▶ Work to complete
Repeat the listing word for word. No pictures belong in the copy.

▶ Material shown
::::::::

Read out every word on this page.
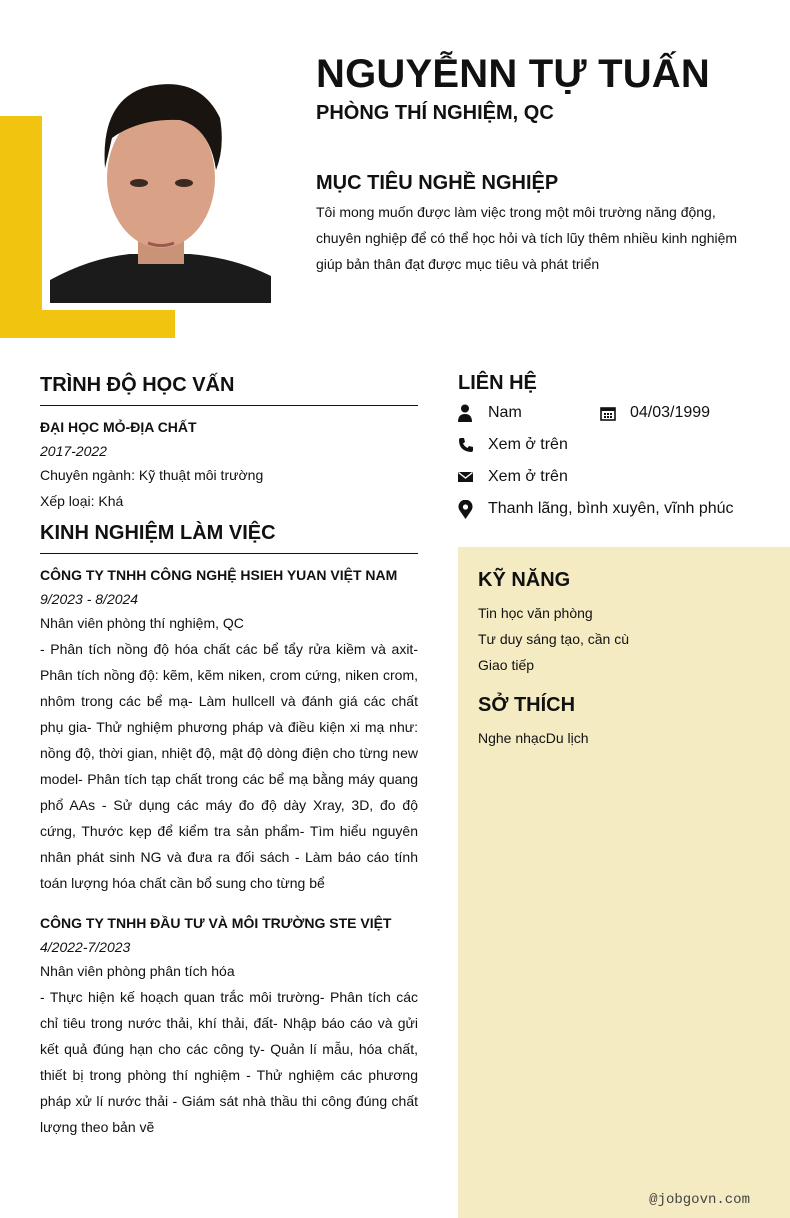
NGUYỄNN TỰ TUẤN
PHÒNG THÍ NGHIỆM, QC
MỤC TIÊU NGHỀ NGHIỆP

Tôi mong muốn được làm việc trong một môi trường năng động, chuyên nghiệp để có thể học hỏi và tích lũy thêm nhiều kinh nghiệm giúp bản thân đạt được mục tiêu và phát triển

TRÌNH ĐỘ HỌC VẤN
ĐẠI HỌC MỎ-ĐỊA CHẤT
2017-2022
Chuyên ngành: Kỹ thuật môi trường
Xếp loại: Khá
KINH NGHIỆM LÀM VIỆC
CÔNG TY TNHH CÔNG NGHỆ HSIEH YUAN VIỆT NAM
9/2023 - 8/2024
Nhân viên phòng thí nghiệm, QC
- Phân tích nồng độ hóa chất các bể tẩy rửa kiềm và axit- Phân tích nồng độ: kẽm, kẽm niken, crom cứng, niken crom, nhôm trong các bể mạ- Làm hullcell và đánh giá các chất phụ gia- Thử nghiệm phương pháp và điều kiện xi mạ như: nồng độ, thời gian, nhiệt độ, mật độ dòng điện cho từng new model- Phân tích tạp chất trong các bể mạ bằng máy quang phổ AAs - Sử dụng các máy đo độ dày Xray, 3D, đo độ cứng, Thước kẹp để kiểm tra sản phẩm- Tìm hiểu nguyên nhân phát sinh NG và đưa ra đối sách - Làm báo cáo tính toán lượng hóa chất cần bổ sung cho từng bể
CÔNG TY TNHH ĐẦU TƯ VÀ MÔI TRƯỜNG STE VIỆT
4/2022-7/2023
Nhân viên phòng phân tích hóa
- Thực hiện kế hoạch quan trắc môi trường- Phân tích các chỉ tiêu trong nước thải, khí thải, đất- Nhập báo cáo và gửi kết quả đúng hạn cho các công ty- Quản lí mẫu, hóa chất, thiết bị trong phòng thí nghiệm - Thử nghiệm các phương pháp xử lí nước thải - Giám sát nhà thầu thi công đúng chất lượng theo bản vẽ
LIÊN HỆ
Nam	04/03/1999
Xem ở trên
Xem ở trên
Thanh lãng, bình xuyên, vĩnh phúc
KỸ NĂNG
Tin học văn phòng
Tư duy sáng tạo, cần cù
Giao tiếp
SỞ THÍCH
Nghe nhạcDu lịch
@jobgovn.com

::::::::

▶ The solution
Read out every word on this page.
NGUYỄNN TỰ TUẤN
PHÒNG THÍ NGHIỆM, QC
MỤC TIÊU NGHỀ NGHIỆP

Tôi mong muốn được làm việc trong một môi trường năng động, chuyên nghiệp để có thể học hỏi và tích lũy thêm nhiều kinh nghiệm giúp bản thân đạt được mục tiêu và phát triển

TRÌNH ĐỘ HỌC VẤN
ĐẠI HỌC MỎ-ĐỊA CHẤT
2017-2022
Chuyên ngành: Kỹ thuật môi trường
Xếp loại: Khá
KINH NGHIỆM LÀM VIỆC
CÔNG TY TNHH CÔNG NGHỆ HSIEH YUAN VIỆT NAM
9/2023 - 8/2024
Nhân viên phòng thí nghiệm, QC
- Phân tích nồng độ hóa chất các bể tẩy rửa kiềm và axit- Phân tích nồng độ: kẽm, kẽm niken, crom cứng, niken crom, nhôm trong các bể mạ- Làm hullcell và đánh giá các chất phụ gia- Thử nghiệm phương pháp và điều kiện xi mạ như: nồng độ, thời gian, nhiệt độ, mật độ dòng điện cho từng new model- Phân tích tạp chất trong các bể mạ bằng máy quang phổ AAs - Sử dụng các máy đo độ dày Xray, 3D, đo độ cứng, Thước kẹp để kiểm tra sản phẩm- Tìm hiểu nguyên nhân phát sinh NG và đưa ra đối sách - Làm báo cáo tính toán lượng hóa chất cần bổ sung cho từng bể
CÔNG TY TNHH ĐẦU TƯ VÀ MÔI TRƯỜNG STE VIỆT
4/2022-7/2023
Nhân viên phòng phân tích hóa
- Thực hiện kế hoạch quan trắc môi trường- Phân tích các chỉ tiêu trong nước thải, khí thải, đất- Nhập báo cáo và gửi kết quả đúng hạn cho các công ty- Quản lí mẫu, hóa chất, thiết bị trong phòng thí nghiệm - Thử nghiệm các phương pháp xử lí nước thải - Giám sát nhà thầu thi công đúng chất lượng theo bản vẽ
LIÊN HỆ
Nam	04/03/1999
Xem ở trên
Xem ở trên
Thanh lãng, bình xuyên, vĩnh phúc
KỸ NĂNG
Tin học văn phòng
Tư duy sáng tạo, cần cù
Giao tiếp
SỞ THÍCH
Nghe nhạcDu lịch
@jobgovn.com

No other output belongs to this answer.